* begin Dataset entries *

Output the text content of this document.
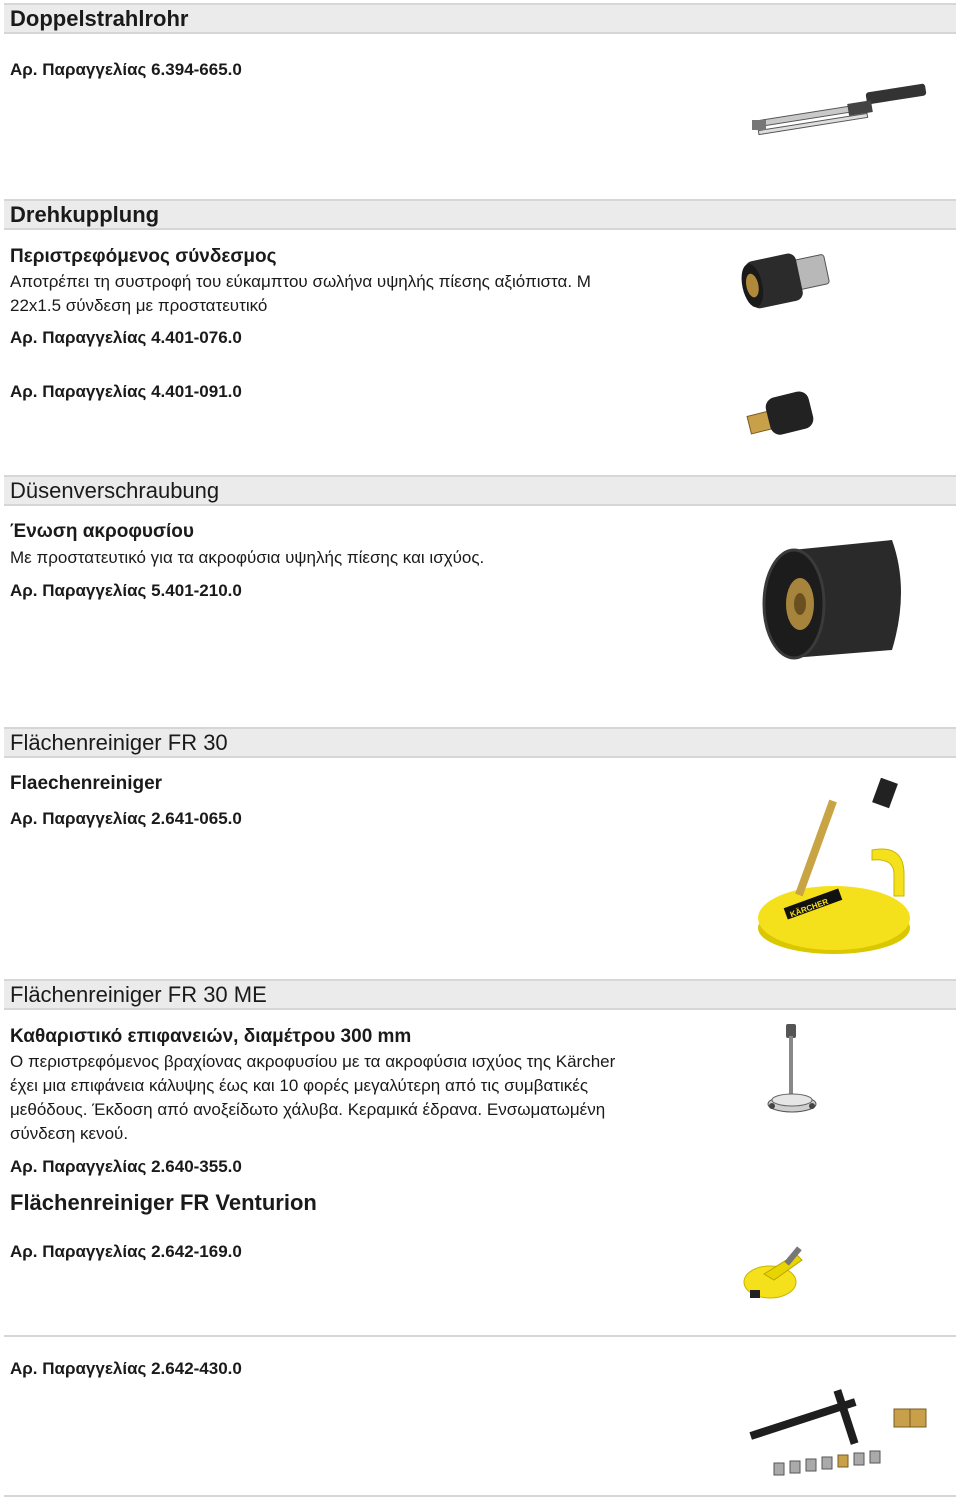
Doppelstrahlrohr
Αρ. Παραγγελίας 6.394-665.0
Drehkupplung
Περιστρεφόμενος σύνδεσμος
Αποτρέπει τη συστροφή του εύκαμπτου σωλήνα υψηλής πίεσης αξιόπιστα. M
22x1.5 σύνδεση με προστατευτικό
Αρ. Παραγγελίας 4.401-076.0
Αρ. Παραγγελίας 4.401-091.0
Düsenverschraubung
Ένωση ακροφυσίου
Με προστατευτικό για τα ακροφύσια υψηλής πίεσης και ισχύος.
Αρ. Παραγγελίας 5.401-210.0
Flächenreiniger FR 30
Flaechenreiniger
Αρ. Παραγγελίας 2.641-065.0
KÄRCHER
Flächenreiniger FR 30 ME
Καθαριστικό επιφανειών, διαμέτρου 300 mm
Ο περιστρεφόμενος βραχίονας ακροφυσίου με τα ακροφύσια ισχύος της Kärcher
έχει μια επιφάνεια κάλυψης έως και 10 φορές μεγαλύτερη από τις συμβατικές
μεθόδους. Έκδοση από ανοξείδωτο χάλυβα. Κεραμικά έδρανα. Ενσωματωμένη
σύνδεση κενού.
Αρ. Παραγγελίας 2.640-355.0
Flächenreiniger FR Venturion
Αρ. Παραγγελίας 2.642-169.0
Αρ. Παραγγελίας 2.642-430.0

* end Dataset entries *

_What you should do_. Copy each line of the data that contains the word "ακροφύσια".

_Final answer_.
Με προστατευτικό για τα ακροφύσια υψηλής πίεσης και ισχύος.
Ο περιστρεφόμενος βραχίονας ακροφυσίου με τα ακροφύσια ισχύος της Kärcher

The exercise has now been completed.